> **Your task**: Leave the pictures out and transcribe every record exactly.

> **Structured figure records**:
* start *

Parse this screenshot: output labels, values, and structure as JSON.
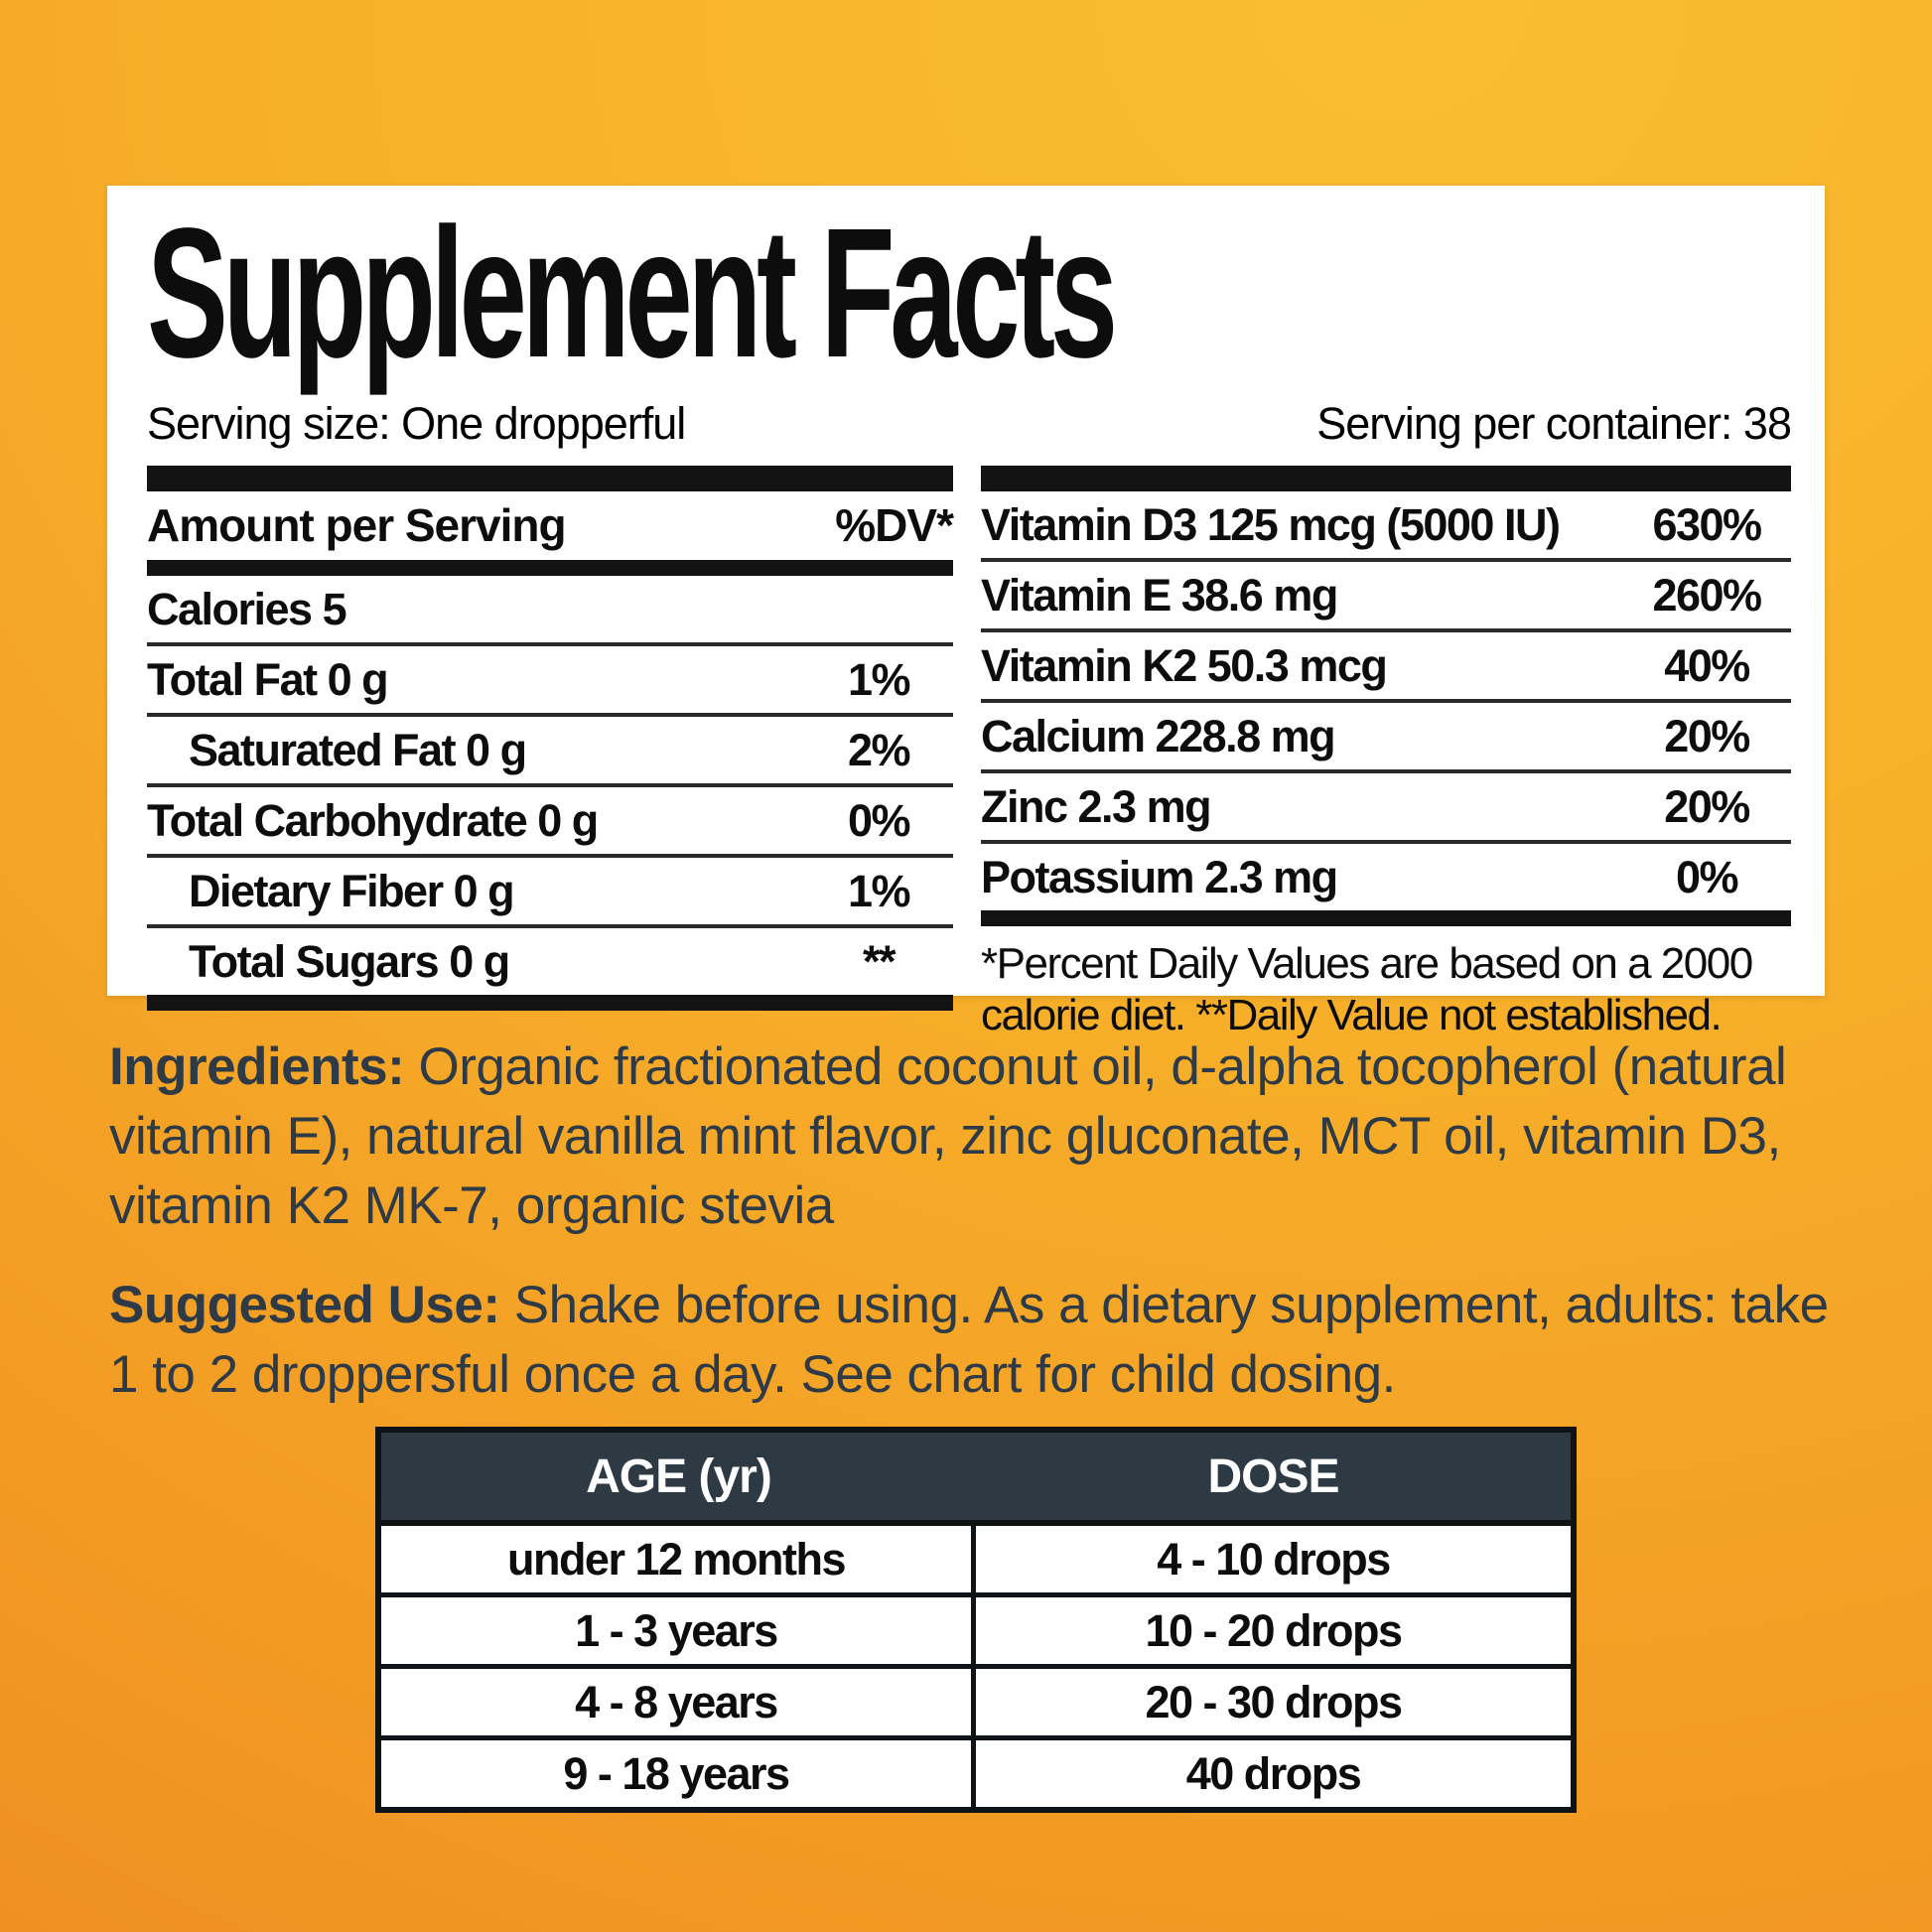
{
  "panel": {
    "title": "Supplement Facts",
    "serving_size": "Serving size: One dropperful",
    "servings_per_container": "Serving per container: 38",
    "left_table": {
      "header": "Amount per Serving",
      "dv_header": "%DV*",
      "rows": [
        {
          "label": "Calories 5",
          "dv": "",
          "indent": false
        },
        {
          "label": "Total Fat 0 g",
          "dv": "1%",
          "indent": false
        },
        {
          "label": "Saturated Fat 0 g",
          "dv": "2%",
          "indent": true
        },
        {
          "label": "Total Carbohydrate 0 g",
          "dv": "0%",
          "indent": false
        },
        {
          "label": "Dietary Fiber 0 g",
          "dv": "1%",
          "indent": true
        },
        {
          "label": "Total Sugars 0 g",
          "dv": "**",
          "indent": true
        }
      ]
    },
    "right_table": {
      "rows": [
        {
          "label": "Vitamin D3 125 mcg (5000 IU)",
          "dv": "630%"
        },
        {
          "label": "Vitamin E 38.6 mg",
          "dv": "260%"
        },
        {
          "label": "Vitamin K2 50.3 mcg",
          "dv": "40%"
        },
        {
          "label": "Calcium 228.8 mg",
          "dv": "20%"
        },
        {
          "label": "Zinc 2.3 mg",
          "dv": "20%"
        },
        {
          "label": "Potassium 2.3 mg",
          "dv": "0%"
        }
      ],
      "footnote": "*Percent Daily Values are based on a 2000 calorie diet. **Daily Value not established."
    }
  },
  "ingredients": {
    "label": "Ingredients:",
    "text": " Organic fractionated coconut oil, d-alpha tocopherol (natural vitamin E), natural vanilla mint flavor, zinc gluconate, MCT oil, vitamin D3, vitamin K2 MK-7, organic stevia"
  },
  "suggested_use": {
    "label": "Suggested Use:",
    "text": " Shake before using. As a dietary supplement, adults: take 1 to 2 droppersful once a day. See chart for child dosing."
  },
  "dose_table": {
    "headers": [
      "AGE (yr)",
      "DOSE"
    ],
    "rows": [
      [
        "under 12 months",
        "4 - 10 drops"
      ],
      [
        "1 - 3 years",
        "10 - 20 drops"
      ],
      [
        "4 - 8 years",
        "20 - 30 drops"
      ],
      [
        "9 - 18 years",
        "40 drops"
      ]
    ]
  },
  "colors": {
    "background_top": "#f9bd33",
    "background_bottom": "#ef8a1f",
    "panel_background": "#ffffff",
    "rule_black": "#131313",
    "paragraph_text": "#2e3b46",
    "dose_header_background": "#2d3943",
    "dose_header_text": "#ffffff"
  }
}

* end *

> **Solution for this exercise**:
Parse this screenshot: output labels, values, and structure as JSON.
{
  "panel": {
    "title": "Supplement Facts",
    "serving_size": "Serving size: One dropperful",
    "servings_per_container": "Serving per container: 38",
    "left_table": {
      "header": "Amount per Serving",
      "dv_header": "%DV*",
      "rows": [
        {
          "label": "Calories 5",
          "dv": "",
          "indent": false
        },
        {
          "label": "Total Fat 0 g",
          "dv": "1%",
          "indent": false
        },
        {
          "label": "Saturated Fat 0 g",
          "dv": "2%",
          "indent": true
        },
        {
          "label": "Total Carbohydrate 0 g",
          "dv": "0%",
          "indent": false
        },
        {
          "label": "Dietary Fiber 0 g",
          "dv": "1%",
          "indent": true
        },
        {
          "label": "Total Sugars 0 g",
          "dv": "**",
          "indent": true
        }
      ]
    },
    "right_table": {
      "rows": [
        {
          "label": "Vitamin D3 125 mcg (5000 IU)",
          "dv": "630%"
        },
        {
          "label": "Vitamin E 38.6 mg",
          "dv": "260%"
        },
        {
          "label": "Vitamin K2 50.3 mcg",
          "dv": "40%"
        },
        {
          "label": "Calcium 228.8 mg",
          "dv": "20%"
        },
        {
          "label": "Zinc 2.3 mg",
          "dv": "20%"
        },
        {
          "label": "Potassium 2.3 mg",
          "dv": "0%"
        }
      ],
      "footnote": "*Percent Daily Values are based on a 2000 calorie diet. **Daily Value not established."
    }
  },
  "ingredients": {
    "label": "Ingredients:",
    "text": " Organic fractionated coconut oil, d-alpha tocopherol (natural vitamin E), natural vanilla mint flavor, zinc gluconate, MCT oil, vitamin D3, vitamin K2 MK-7, organic stevia"
  },
  "suggested_use": {
    "label": "Suggested Use:",
    "text": " Shake before using. As a dietary supplement, adults: take 1 to 2 droppersful once a day. See chart for child dosing."
  },
  "dose_table": {
    "headers": [
      "AGE (yr)",
      "DOSE"
    ],
    "rows": [
      [
        "under 12 months",
        "4 - 10 drops"
      ],
      [
        "1 - 3 years",
        "10 - 20 drops"
      ],
      [
        "4 - 8 years",
        "20 - 30 drops"
      ],
      [
        "9 - 18 years",
        "40 drops"
      ]
    ]
  },
  "colors": {
    "background_top": "#f9bd33",
    "background_bottom": "#ef8a1f",
    "panel_background": "#ffffff",
    "rule_black": "#131313",
    "paragraph_text": "#2e3b46",
    "dose_header_background": "#2d3943",
    "dose_header_text": "#ffffff"
  }
}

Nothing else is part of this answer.